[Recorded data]
— Start —
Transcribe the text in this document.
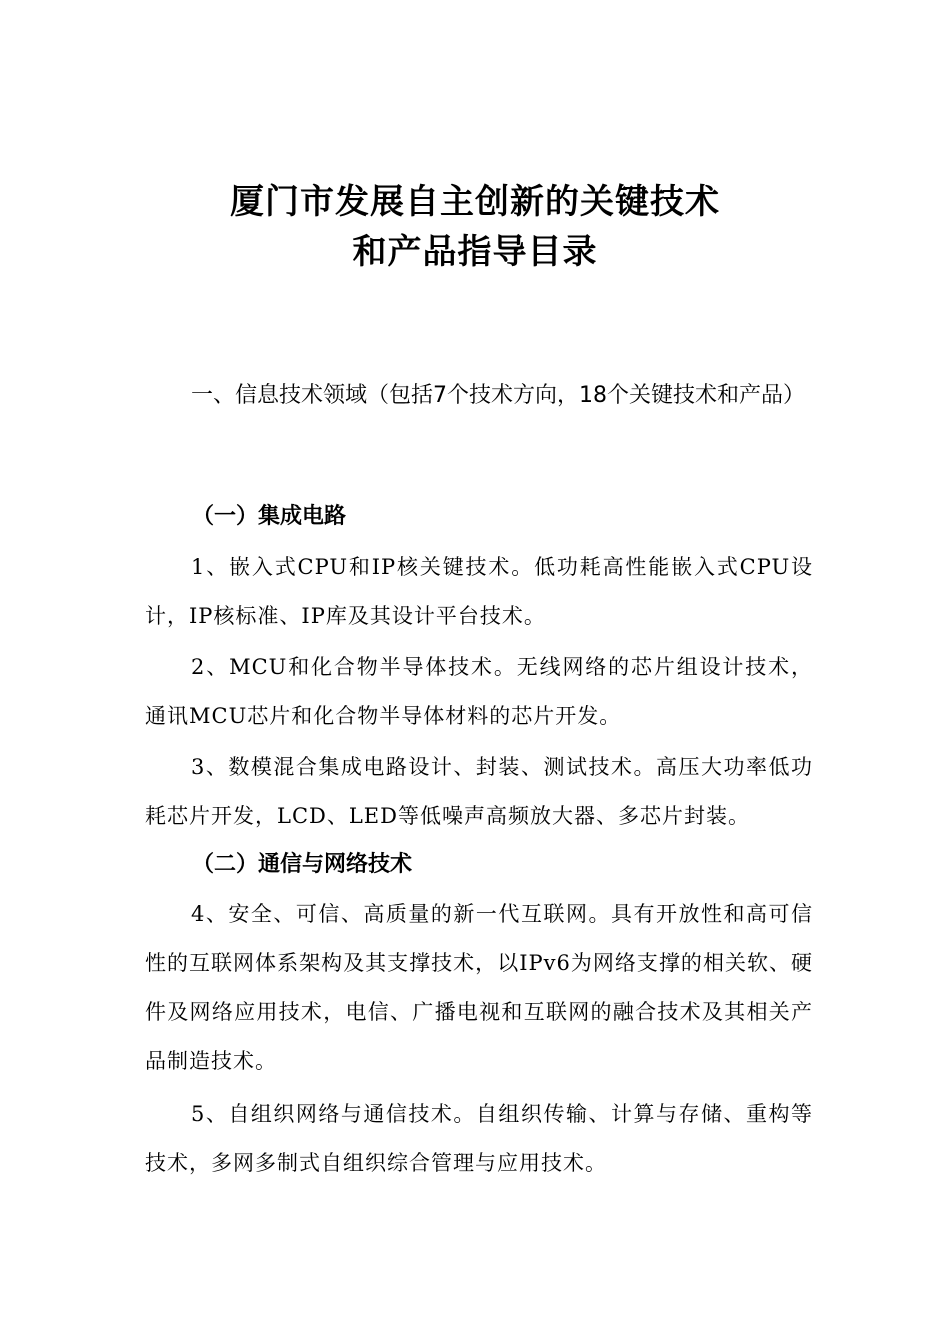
厦门市发展自主创新的关键技术
和产品指导目录
一、信息技术领域（包括7个技术方向，18个关键技术和产品）
（一）集成电路
1、嵌入式CPU和IP核关键技术。低功耗高性能嵌入式CPU设计，IP核标准、IP库及其设计平台技术。
2、MCU和化合物半导体技术。无线网络的芯片组设计技术，通讯MCU芯片和化合物半导体材料的芯片开发。
3、数模混合集成电路设计、封装、测试技术。高压大功率低功耗芯片开发，LCD、LED等低噪声高频放大器、多芯片封装。
（二）通信与网络技术
4、安全、可信、高质量的新一代互联网。具有开放性和高可信性的互联网体系架构及其支撑技术，以IPv6为网络支撑的相关软、硬件及网络应用技术，电信、广播电视和互联网的融合技术及其相关产品制造技术。
5、自组织网络与通信技术。自组织传输、计算与存储、重构等技术，多网多制式自组织综合管理与应用技术。
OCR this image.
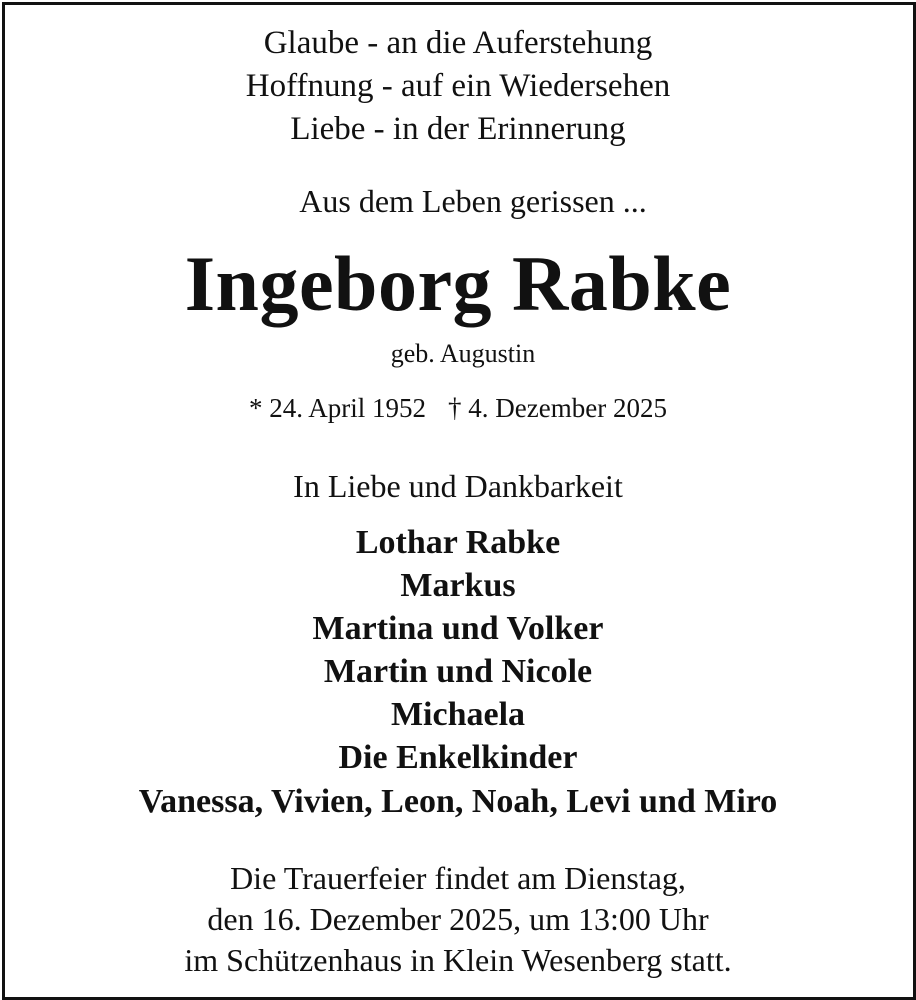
Glaube - an die Auferstehung
Hoffnung - auf ein Wiedersehen
Liebe - in der Erinnerung
Aus dem Leben gerissen ...
Ingeborg Rabke
geb. Augustin
* 24. April 1952 † 4. Dezember 2025
In Liebe und Dankbarkeit
Lothar Rabke
Markus
Martina und Volker
Martin und Nicole
Michaela
Die Enkelkinder
Vanessa, Vivien, Leon, Noah, Levi und Miro
Die Trauerfeier findet am Dienstag,
den 16. Dezember 2025, um 13:00 Uhr
im Schützenhaus in Klein Wesenberg statt.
— End —
• Problem to work on: Return the full material word for word. Do not include the pictures.

• Solution to the problem:
Transcribe the text in this document.
厦门市发展自主创新的关键技术
和产品指导目录
一、信息技术领域（包括7个技术方向，18个关键技术和产品）
（一）集成电路
1、嵌入式CPU和IP核关键技术。低功耗高性能嵌入式CPU设计，IP核标准、IP库及其设计平台技术。
2、MCU和化合物半导体技术。无线网络的芯片组设计技术，通讯MCU芯片和化合物半导体材料的芯片开发。
3、数模混合集成电路设计、封装、测试技术。高压大功率低功耗芯片开发，LCD、LED等低噪声高频放大器、多芯片封装。
（二）通信与网络技术
4、安全、可信、高质量的新一代互联网。具有开放性和高可信性的互联网体系架构及其支撑技术，以IPv6为网络支撑的相关软、硬件及网络应用技术，电信、广播电视和互联网的融合技术及其相关产品制造技术。
5、自组织网络与通信技术。自组织传输、计算与存储、重构等技术，多网多制式自组织综合管理与应用技术。
OCR this image.
Glaube - an die Auferstehung
Hoffnung - auf ein Wiedersehen
Liebe - in der Erinnerung
Aus dem Leben gerissen ...
Ingeborg Rabke
geb. Augustin
* 24. April 1952 † 4. Dezember 2025
In Liebe und Dankbarkeit
Lothar Rabke
Markus
Martina und Volker
Martin und Nicole
Michaela
Die Enkelkinder
Vanessa, Vivien, Leon, Noah, Levi und Miro
Die Trauerfeier findet am Dienstag,
den 16. Dezember 2025, um 13:00 Uhr
im Schützenhaus in Klein Wesenberg statt.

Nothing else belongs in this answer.